• YOUR TASK:
Word for word, set down the records and skip each picture.

Entries with figure data:
· · · · ·
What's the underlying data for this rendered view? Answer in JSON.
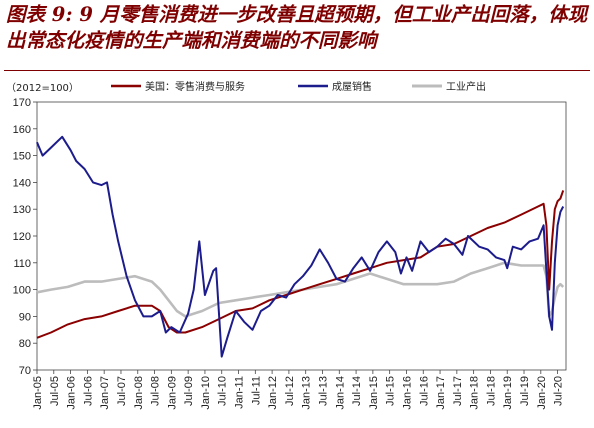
{
  "title": "图表 9: 9 月零售消费进一步改善且超预期，但工业产出回落，体现出常态化疫情的生产端和消费端的不同影响",
  "chart_data": {
    "type": "line",
    "unit_note": "（2012=100）",
    "ylim": [
      70,
      170
    ],
    "yticks": [
      70,
      80,
      90,
      100,
      110,
      120,
      130,
      140,
      150,
      160,
      170
    ],
    "x_start": "2005-01",
    "x_end": "2020-10",
    "xtick_labels": [
      "Jan-05",
      "Jul-05",
      "Jan-06",
      "Jul-06",
      "Jan-07",
      "Jul-07",
      "Jan-08",
      "Jul-08",
      "Jan-09",
      "Jul-09",
      "Jan-10",
      "Jul-10",
      "Jan-11",
      "Jul-11",
      "Jan-12",
      "Jul-12",
      "Jan-13",
      "Jul-13",
      "Jan-14",
      "Jul-14",
      "Jan-15",
      "Jul-15",
      "Jan-16",
      "Jul-16",
      "Jan-17",
      "Jul-17",
      "Jan-18",
      "Jul-18",
      "Jan-19",
      "Jul-19",
      "Jan-20",
      "Jul-20"
    ],
    "legend_position": "top",
    "series": [
      {
        "name": "美国：零售消费与服务",
        "color": "#8b0000",
        "points": [
          [
            "2005-01",
            82
          ],
          [
            "2005-06",
            84
          ],
          [
            "2005-12",
            87
          ],
          [
            "2006-06",
            89
          ],
          [
            "2006-12",
            90
          ],
          [
            "2007-06",
            92
          ],
          [
            "2007-12",
            94
          ],
          [
            "2008-06",
            94
          ],
          [
            "2008-09",
            92
          ],
          [
            "2008-12",
            86
          ],
          [
            "2009-03",
            84
          ],
          [
            "2009-06",
            84
          ],
          [
            "2009-12",
            86
          ],
          [
            "2010-06",
            89
          ],
          [
            "2010-12",
            92
          ],
          [
            "2011-06",
            93
          ],
          [
            "2011-12",
            96
          ],
          [
            "2012-06",
            98
          ],
          [
            "2012-12",
            100
          ],
          [
            "2013-06",
            102
          ],
          [
            "2013-12",
            104
          ],
          [
            "2014-06",
            106
          ],
          [
            "2014-12",
            108
          ],
          [
            "2015-06",
            110
          ],
          [
            "2015-12",
            111
          ],
          [
            "2016-06",
            112
          ],
          [
            "2016-12",
            116
          ],
          [
            "2017-06",
            117
          ],
          [
            "2017-12",
            120
          ],
          [
            "2018-06",
            123
          ],
          [
            "2018-12",
            125
          ],
          [
            "2019-06",
            128
          ],
          [
            "2019-12",
            131
          ],
          [
            "2020-02",
            132
          ],
          [
            "2020-03",
            124
          ],
          [
            "2020-04",
            100
          ],
          [
            "2020-05",
            118
          ],
          [
            "2020-06",
            130
          ],
          [
            "2020-07",
            133
          ],
          [
            "2020-08",
            134
          ],
          [
            "2020-09",
            137
          ]
        ]
      },
      {
        "name": "成屋销售",
        "color": "#1c1c8c",
        "points": [
          [
            "2005-01",
            155
          ],
          [
            "2005-03",
            150
          ],
          [
            "2005-06",
            153
          ],
          [
            "2005-10",
            157
          ],
          [
            "2006-01",
            152
          ],
          [
            "2006-03",
            148
          ],
          [
            "2006-06",
            145
          ],
          [
            "2006-09",
            140
          ],
          [
            "2006-12",
            139
          ],
          [
            "2007-02",
            140
          ],
          [
            "2007-04",
            128
          ],
          [
            "2007-06",
            118
          ],
          [
            "2007-09",
            105
          ],
          [
            "2007-12",
            96
          ],
          [
            "2008-03",
            90
          ],
          [
            "2008-06",
            90
          ],
          [
            "2008-09",
            92
          ],
          [
            "2008-11",
            84
          ],
          [
            "2009-01",
            86
          ],
          [
            "2009-04",
            84
          ],
          [
            "2009-07",
            91
          ],
          [
            "2009-09",
            100
          ],
          [
            "2009-11",
            118
          ],
          [
            "2010-01",
            98
          ],
          [
            "2010-04",
            107
          ],
          [
            "2010-05",
            108
          ],
          [
            "2010-07",
            75
          ],
          [
            "2010-09",
            82
          ],
          [
            "2010-12",
            92
          ],
          [
            "2011-03",
            88
          ],
          [
            "2011-06",
            85
          ],
          [
            "2011-09",
            92
          ],
          [
            "2011-12",
            94
          ],
          [
            "2012-03",
            98
          ],
          [
            "2012-06",
            97
          ],
          [
            "2012-09",
            102
          ],
          [
            "2012-12",
            105
          ],
          [
            "2013-03",
            109
          ],
          [
            "2013-06",
            115
          ],
          [
            "2013-09",
            110
          ],
          [
            "2013-12",
            104
          ],
          [
            "2014-03",
            103
          ],
          [
            "2014-06",
            108
          ],
          [
            "2014-09",
            112
          ],
          [
            "2014-12",
            107
          ],
          [
            "2015-03",
            114
          ],
          [
            "2015-06",
            118
          ],
          [
            "2015-09",
            114
          ],
          [
            "2015-11",
            106
          ],
          [
            "2016-01",
            112
          ],
          [
            "2016-03",
            107
          ],
          [
            "2016-06",
            118
          ],
          [
            "2016-09",
            114
          ],
          [
            "2016-12",
            116
          ],
          [
            "2017-03",
            119
          ],
          [
            "2017-06",
            117
          ],
          [
            "2017-09",
            113
          ],
          [
            "2017-11",
            120
          ],
          [
            "2018-03",
            116
          ],
          [
            "2018-06",
            115
          ],
          [
            "2018-09",
            112
          ],
          [
            "2018-12",
            111
          ],
          [
            "2019-01",
            108
          ],
          [
            "2019-03",
            116
          ],
          [
            "2019-06",
            115
          ],
          [
            "2019-09",
            118
          ],
          [
            "2019-12",
            119
          ],
          [
            "2020-02",
            124
          ],
          [
            "2020-04",
            90
          ],
          [
            "2020-05",
            85
          ],
          [
            "2020-06",
            110
          ],
          [
            "2020-07",
            124
          ],
          [
            "2020-08",
            129
          ],
          [
            "2020-09",
            131
          ]
        ]
      },
      {
        "name": "工业产出",
        "color": "#bcbcbc",
        "points": [
          [
            "2005-01",
            99
          ],
          [
            "2005-06",
            100
          ],
          [
            "2005-12",
            101
          ],
          [
            "2006-06",
            103
          ],
          [
            "2006-12",
            103
          ],
          [
            "2007-06",
            104
          ],
          [
            "2007-12",
            105
          ],
          [
            "2008-06",
            103
          ],
          [
            "2008-09",
            100
          ],
          [
            "2008-12",
            96
          ],
          [
            "2009-03",
            92
          ],
          [
            "2009-06",
            90
          ],
          [
            "2009-12",
            92
          ],
          [
            "2010-06",
            95
          ],
          [
            "2010-12",
            96
          ],
          [
            "2011-06",
            97
          ],
          [
            "2011-12",
            98
          ],
          [
            "2012-06",
            99
          ],
          [
            "2012-12",
            100
          ],
          [
            "2013-06",
            101
          ],
          [
            "2013-12",
            102
          ],
          [
            "2014-06",
            104
          ],
          [
            "2014-12",
            106
          ],
          [
            "2015-06",
            104
          ],
          [
            "2015-12",
            102
          ],
          [
            "2016-06",
            102
          ],
          [
            "2016-12",
            102
          ],
          [
            "2017-06",
            103
          ],
          [
            "2017-12",
            106
          ],
          [
            "2018-06",
            108
          ],
          [
            "2018-12",
            110
          ],
          [
            "2019-06",
            109
          ],
          [
            "2019-12",
            109
          ],
          [
            "2020-02",
            109
          ],
          [
            "2020-03",
            105
          ],
          [
            "2020-04",
            90
          ],
          [
            "2020-05",
            92
          ],
          [
            "2020-06",
            97
          ],
          [
            "2020-07",
            101
          ],
          [
            "2020-08",
            102
          ],
          [
            "2020-09",
            101
          ]
        ]
      }
    ]
  }
}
· · · · ·
• FULL RESPONSE:
What's the underlying data for this rendered view? Answer in JSON.
{
  "title": "图表 9: 9 月零售消费进一步改善且超预期，但工业产出回落，体现出常态化疫情的生产端和消费端的不同影响",
  "chart_data": {
    "type": "line",
    "unit_note": "（2012=100）",
    "ylim": [
      70,
      170
    ],
    "yticks": [
      70,
      80,
      90,
      100,
      110,
      120,
      130,
      140,
      150,
      160,
      170
    ],
    "x_start": "2005-01",
    "x_end": "2020-10",
    "xtick_labels": [
      "Jan-05",
      "Jul-05",
      "Jan-06",
      "Jul-06",
      "Jan-07",
      "Jul-07",
      "Jan-08",
      "Jul-08",
      "Jan-09",
      "Jul-09",
      "Jan-10",
      "Jul-10",
      "Jan-11",
      "Jul-11",
      "Jan-12",
      "Jul-12",
      "Jan-13",
      "Jul-13",
      "Jan-14",
      "Jul-14",
      "Jan-15",
      "Jul-15",
      "Jan-16",
      "Jul-16",
      "Jan-17",
      "Jul-17",
      "Jan-18",
      "Jul-18",
      "Jan-19",
      "Jul-19",
      "Jan-20",
      "Jul-20"
    ],
    "legend_position": "top",
    "series": [
      {
        "name": "美国：零售消费与服务",
        "color": "#8b0000",
        "points": [
          [
            "2005-01",
            82
          ],
          [
            "2005-06",
            84
          ],
          [
            "2005-12",
            87
          ],
          [
            "2006-06",
            89
          ],
          [
            "2006-12",
            90
          ],
          [
            "2007-06",
            92
          ],
          [
            "2007-12",
            94
          ],
          [
            "2008-06",
            94
          ],
          [
            "2008-09",
            92
          ],
          [
            "2008-12",
            86
          ],
          [
            "2009-03",
            84
          ],
          [
            "2009-06",
            84
          ],
          [
            "2009-12",
            86
          ],
          [
            "2010-06",
            89
          ],
          [
            "2010-12",
            92
          ],
          [
            "2011-06",
            93
          ],
          [
            "2011-12",
            96
          ],
          [
            "2012-06",
            98
          ],
          [
            "2012-12",
            100
          ],
          [
            "2013-06",
            102
          ],
          [
            "2013-12",
            104
          ],
          [
            "2014-06",
            106
          ],
          [
            "2014-12",
            108
          ],
          [
            "2015-06",
            110
          ],
          [
            "2015-12",
            111
          ],
          [
            "2016-06",
            112
          ],
          [
            "2016-12",
            116
          ],
          [
            "2017-06",
            117
          ],
          [
            "2017-12",
            120
          ],
          [
            "2018-06",
            123
          ],
          [
            "2018-12",
            125
          ],
          [
            "2019-06",
            128
          ],
          [
            "2019-12",
            131
          ],
          [
            "2020-02",
            132
          ],
          [
            "2020-03",
            124
          ],
          [
            "2020-04",
            100
          ],
          [
            "2020-05",
            118
          ],
          [
            "2020-06",
            130
          ],
          [
            "2020-07",
            133
          ],
          [
            "2020-08",
            134
          ],
          [
            "2020-09",
            137
          ]
        ]
      },
      {
        "name": "成屋销售",
        "color": "#1c1c8c",
        "points": [
          [
            "2005-01",
            155
          ],
          [
            "2005-03",
            150
          ],
          [
            "2005-06",
            153
          ],
          [
            "2005-10",
            157
          ],
          [
            "2006-01",
            152
          ],
          [
            "2006-03",
            148
          ],
          [
            "2006-06",
            145
          ],
          [
            "2006-09",
            140
          ],
          [
            "2006-12",
            139
          ],
          [
            "2007-02",
            140
          ],
          [
            "2007-04",
            128
          ],
          [
            "2007-06",
            118
          ],
          [
            "2007-09",
            105
          ],
          [
            "2007-12",
            96
          ],
          [
            "2008-03",
            90
          ],
          [
            "2008-06",
            90
          ],
          [
            "2008-09",
            92
          ],
          [
            "2008-11",
            84
          ],
          [
            "2009-01",
            86
          ],
          [
            "2009-04",
            84
          ],
          [
            "2009-07",
            91
          ],
          [
            "2009-09",
            100
          ],
          [
            "2009-11",
            118
          ],
          [
            "2010-01",
            98
          ],
          [
            "2010-04",
            107
          ],
          [
            "2010-05",
            108
          ],
          [
            "2010-07",
            75
          ],
          [
            "2010-09",
            82
          ],
          [
            "2010-12",
            92
          ],
          [
            "2011-03",
            88
          ],
          [
            "2011-06",
            85
          ],
          [
            "2011-09",
            92
          ],
          [
            "2011-12",
            94
          ],
          [
            "2012-03",
            98
          ],
          [
            "2012-06",
            97
          ],
          [
            "2012-09",
            102
          ],
          [
            "2012-12",
            105
          ],
          [
            "2013-03",
            109
          ],
          [
            "2013-06",
            115
          ],
          [
            "2013-09",
            110
          ],
          [
            "2013-12",
            104
          ],
          [
            "2014-03",
            103
          ],
          [
            "2014-06",
            108
          ],
          [
            "2014-09",
            112
          ],
          [
            "2014-12",
            107
          ],
          [
            "2015-03",
            114
          ],
          [
            "2015-06",
            118
          ],
          [
            "2015-09",
            114
          ],
          [
            "2015-11",
            106
          ],
          [
            "2016-01",
            112
          ],
          [
            "2016-03",
            107
          ],
          [
            "2016-06",
            118
          ],
          [
            "2016-09",
            114
          ],
          [
            "2016-12",
            116
          ],
          [
            "2017-03",
            119
          ],
          [
            "2017-06",
            117
          ],
          [
            "2017-09",
            113
          ],
          [
            "2017-11",
            120
          ],
          [
            "2018-03",
            116
          ],
          [
            "2018-06",
            115
          ],
          [
            "2018-09",
            112
          ],
          [
            "2018-12",
            111
          ],
          [
            "2019-01",
            108
          ],
          [
            "2019-03",
            116
          ],
          [
            "2019-06",
            115
          ],
          [
            "2019-09",
            118
          ],
          [
            "2019-12",
            119
          ],
          [
            "2020-02",
            124
          ],
          [
            "2020-04",
            90
          ],
          [
            "2020-05",
            85
          ],
          [
            "2020-06",
            110
          ],
          [
            "2020-07",
            124
          ],
          [
            "2020-08",
            129
          ],
          [
            "2020-09",
            131
          ]
        ]
      },
      {
        "name": "工业产出",
        "color": "#bcbcbc",
        "points": [
          [
            "2005-01",
            99
          ],
          [
            "2005-06",
            100
          ],
          [
            "2005-12",
            101
          ],
          [
            "2006-06",
            103
          ],
          [
            "2006-12",
            103
          ],
          [
            "2007-06",
            104
          ],
          [
            "2007-12",
            105
          ],
          [
            "2008-06",
            103
          ],
          [
            "2008-09",
            100
          ],
          [
            "2008-12",
            96
          ],
          [
            "2009-03",
            92
          ],
          [
            "2009-06",
            90
          ],
          [
            "2009-12",
            92
          ],
          [
            "2010-06",
            95
          ],
          [
            "2010-12",
            96
          ],
          [
            "2011-06",
            97
          ],
          [
            "2011-12",
            98
          ],
          [
            "2012-06",
            99
          ],
          [
            "2012-12",
            100
          ],
          [
            "2013-06",
            101
          ],
          [
            "2013-12",
            102
          ],
          [
            "2014-06",
            104
          ],
          [
            "2014-12",
            106
          ],
          [
            "2015-06",
            104
          ],
          [
            "2015-12",
            102
          ],
          [
            "2016-06",
            102
          ],
          [
            "2016-12",
            102
          ],
          [
            "2017-06",
            103
          ],
          [
            "2017-12",
            106
          ],
          [
            "2018-06",
            108
          ],
          [
            "2018-12",
            110
          ],
          [
            "2019-06",
            109
          ],
          [
            "2019-12",
            109
          ],
          [
            "2020-02",
            109
          ],
          [
            "2020-03",
            105
          ],
          [
            "2020-04",
            90
          ],
          [
            "2020-05",
            92
          ],
          [
            "2020-06",
            97
          ],
          [
            "2020-07",
            101
          ],
          [
            "2020-08",
            102
          ],
          [
            "2020-09",
            101
          ]
        ]
      }
    ]
  }
}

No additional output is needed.